Aufgaben -
a) Welchen Betrag will Stadtrat Oxonitsch laut dem Text zum Wiener Förderunterricht in Personal investieren?
b) Nenne alle Zahlen, die im Text zum Wiener Förderunterricht in Ziffern geschrieben sind.
c) Führe den Text zum Wiener Förderunterricht bitte ab seinem letzten Satz weiter.

+++ Zitierter Textauszug +++

9. Juni 2014

Michi, wir lieben dich, aber…!

Ausblick Stephansdom Wien (c) STADTBEKANNT

…eine Häupl Raffinesse kann doch nicht zu viel verlangt sein. Noch einschläfernder als die Schule selbst, ist wahrlich nur mehr das politische Hick-Hack darum. Weil die ÖVP auf Bundesebene mit besorgniserregender Beharrlichkeit jeden Anflug von Fortschrittlichkeit als Utopie abwinkt und einer seriösen Bildungsdebatte somit seit jeher den Weg an die Öffentlichkeit versperrt, muss der gelernte Sozialdemokrat eben versuchen, in der hauptstädtischen Hochburg Kapital aus seinem vermeintlichen Kernthema zu schlagen.

Das Reizwort „gratis“

18 bis 20 Millionen Euro ist SP-Stadtrat Oxonitsch gewillt, in (LehrerInnen-)Personal zu investieren, das an 400 Wiener Pflichtschulen künftig „gratis“ Nachmittags-Förderunterricht für jene SchülerInnen anbieten soll, die dem allgemein geregelten Unterricht hinterherhinken. Was sich auf den ersten Blick als dankenswertes Zuckerl anfühlt, muss sich nach genauerer Betrachtung den Vorwurf eines plumpsplumpen Populismus gefallen lassen: So attraktiv das Wörtchen „gratis“ in einer Ära der Preistreiberei auch klingen mag, es existiert im staatlichen Kontext schlicht und ergreifend nicht. Besagte Maßnahmen müssen wohl oder übel aus Steuergeldern finanziert werden, weswegen „gratis“ nüchtern betrachtet eine Verhöhnung übelster Qualität ist.

+++ Angezeigte Einträge +++

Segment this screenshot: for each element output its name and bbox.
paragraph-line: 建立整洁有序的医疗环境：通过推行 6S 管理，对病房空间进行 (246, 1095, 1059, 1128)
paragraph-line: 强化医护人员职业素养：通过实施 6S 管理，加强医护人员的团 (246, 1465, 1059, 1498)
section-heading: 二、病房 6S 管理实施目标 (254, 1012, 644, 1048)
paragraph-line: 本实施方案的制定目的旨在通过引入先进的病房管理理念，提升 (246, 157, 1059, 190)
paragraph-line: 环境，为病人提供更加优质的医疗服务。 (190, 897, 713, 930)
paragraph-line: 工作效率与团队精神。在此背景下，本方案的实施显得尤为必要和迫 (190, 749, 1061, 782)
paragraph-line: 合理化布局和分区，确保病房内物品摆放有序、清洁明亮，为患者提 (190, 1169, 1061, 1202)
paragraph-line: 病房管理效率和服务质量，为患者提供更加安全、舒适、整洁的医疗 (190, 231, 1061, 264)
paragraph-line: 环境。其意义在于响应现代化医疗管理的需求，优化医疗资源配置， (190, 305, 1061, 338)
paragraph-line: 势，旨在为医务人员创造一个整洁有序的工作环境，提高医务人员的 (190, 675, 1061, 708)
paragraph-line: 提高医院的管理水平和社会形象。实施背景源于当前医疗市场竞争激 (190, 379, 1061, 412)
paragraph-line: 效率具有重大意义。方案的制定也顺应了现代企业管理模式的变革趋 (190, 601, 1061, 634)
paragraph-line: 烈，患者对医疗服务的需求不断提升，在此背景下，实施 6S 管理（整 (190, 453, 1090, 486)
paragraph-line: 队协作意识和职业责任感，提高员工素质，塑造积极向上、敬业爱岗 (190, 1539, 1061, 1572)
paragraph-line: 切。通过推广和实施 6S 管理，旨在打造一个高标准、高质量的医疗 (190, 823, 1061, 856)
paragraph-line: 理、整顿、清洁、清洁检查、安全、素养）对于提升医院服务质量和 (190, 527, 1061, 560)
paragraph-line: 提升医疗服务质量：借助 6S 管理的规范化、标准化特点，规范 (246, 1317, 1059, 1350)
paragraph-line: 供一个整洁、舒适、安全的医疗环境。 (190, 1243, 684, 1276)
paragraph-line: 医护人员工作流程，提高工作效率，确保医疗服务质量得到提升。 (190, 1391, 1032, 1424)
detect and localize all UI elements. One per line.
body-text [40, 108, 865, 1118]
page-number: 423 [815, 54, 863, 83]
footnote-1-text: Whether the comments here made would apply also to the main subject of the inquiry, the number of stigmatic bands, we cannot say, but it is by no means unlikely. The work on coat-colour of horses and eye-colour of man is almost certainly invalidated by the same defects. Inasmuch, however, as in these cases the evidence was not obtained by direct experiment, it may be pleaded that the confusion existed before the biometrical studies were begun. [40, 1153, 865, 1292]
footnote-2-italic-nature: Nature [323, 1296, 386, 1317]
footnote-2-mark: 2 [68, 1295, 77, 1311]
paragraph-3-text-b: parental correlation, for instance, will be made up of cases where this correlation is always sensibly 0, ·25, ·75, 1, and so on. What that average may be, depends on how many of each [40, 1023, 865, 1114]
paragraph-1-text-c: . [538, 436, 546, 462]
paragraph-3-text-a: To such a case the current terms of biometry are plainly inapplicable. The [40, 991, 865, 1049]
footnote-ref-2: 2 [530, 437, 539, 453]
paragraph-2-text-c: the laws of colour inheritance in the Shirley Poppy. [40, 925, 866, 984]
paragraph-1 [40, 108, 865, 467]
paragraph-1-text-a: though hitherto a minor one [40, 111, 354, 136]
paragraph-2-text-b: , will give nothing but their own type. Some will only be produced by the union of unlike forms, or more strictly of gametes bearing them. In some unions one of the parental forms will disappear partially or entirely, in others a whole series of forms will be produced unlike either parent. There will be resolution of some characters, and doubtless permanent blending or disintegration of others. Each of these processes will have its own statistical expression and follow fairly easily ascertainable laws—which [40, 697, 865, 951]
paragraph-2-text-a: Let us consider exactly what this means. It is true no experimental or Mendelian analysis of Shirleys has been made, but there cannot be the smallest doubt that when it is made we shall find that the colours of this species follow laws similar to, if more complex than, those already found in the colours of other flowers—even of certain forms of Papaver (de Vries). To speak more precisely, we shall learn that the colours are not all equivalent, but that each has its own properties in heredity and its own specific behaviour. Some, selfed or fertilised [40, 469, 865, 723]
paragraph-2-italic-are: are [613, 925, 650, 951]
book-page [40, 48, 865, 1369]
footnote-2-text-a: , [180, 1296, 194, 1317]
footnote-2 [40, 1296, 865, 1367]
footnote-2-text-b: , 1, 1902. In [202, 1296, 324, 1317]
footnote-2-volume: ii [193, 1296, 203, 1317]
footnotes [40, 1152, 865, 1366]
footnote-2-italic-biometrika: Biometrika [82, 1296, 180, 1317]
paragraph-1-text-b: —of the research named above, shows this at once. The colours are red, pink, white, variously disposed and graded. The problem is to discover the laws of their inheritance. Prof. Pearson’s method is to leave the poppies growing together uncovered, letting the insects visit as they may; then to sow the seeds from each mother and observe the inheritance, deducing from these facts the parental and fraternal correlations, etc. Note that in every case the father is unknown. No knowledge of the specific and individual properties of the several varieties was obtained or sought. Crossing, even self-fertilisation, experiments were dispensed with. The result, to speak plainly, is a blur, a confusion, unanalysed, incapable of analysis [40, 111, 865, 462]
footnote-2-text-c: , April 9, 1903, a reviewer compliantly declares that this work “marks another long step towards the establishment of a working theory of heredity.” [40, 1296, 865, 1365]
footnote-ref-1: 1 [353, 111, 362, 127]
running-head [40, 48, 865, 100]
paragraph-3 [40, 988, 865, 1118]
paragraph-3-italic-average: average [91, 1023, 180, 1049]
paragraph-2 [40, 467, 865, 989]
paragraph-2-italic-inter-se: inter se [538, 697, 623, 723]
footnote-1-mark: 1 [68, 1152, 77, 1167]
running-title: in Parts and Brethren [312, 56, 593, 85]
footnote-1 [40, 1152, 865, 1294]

+++

Ergebnisse der Übung -
a) 18 bis 20 Millionen Euro

b) 9, 2014, 18, 20, 400

c)
Wunder geschehen

Apropos Qualität: Seit etlichen Jahren ächzt die LehrerInnengewerkschaft ob der heillos überbesetzten Klassen nach Entlastung und beklagt die durch Betreuungsdefizit sinkende Unterrichtsqualität. Gleichzeitig hält man ihr von Seiten der Verantwortlichen die errötenden Zahlen vor Augen, die die Umsetzung einer Reform  blockieren würden. Erstaunlich also, wie man jetzt rechtzeitig zum Wahlkampfauftakt zur Nationalratswahl 2015 zig Millionen aus dem Ärmel schüttelt, um dem Symptom dieser Fehlpolitik hinterher zu hecheln, anstatt sich in aller Differenziertheit die Fakten vor Augen zu halten: Strukturelle Defizite, die bereits im Kindergarten beginnen, die Überforderung der Eltern und die prall gefüllten, sozial und sprachlich-heterogenen Klassen.

„Während“, nicht „nach“

Anstatt vakantes Lehrpersonal zu finanzieren, das etwa als Volksschul-BegleitlehrerIn und/oder ZweitlehrerIn schon während des Unterrichts für die nötige Individualbetreuung aufkommen kann, um durch-den-Rost-fallende Mittelschulankömmlinge bereits im Vorfeld aufzufangen, hält man von Seiten der SPÖ an einer konsequenten Politik der Fehlinvestitionen fest, die obendrein streng nach Kalkül müffelt. Vielleicht stünde den Bildungsverantwortlichen Nachhilfe in Sachen Ursachenforschung gut zu Gesicht. Dieses Spongebob-Pflaster auf der Schusswunde ist nämlich nicht gratis, höchstens umsonst.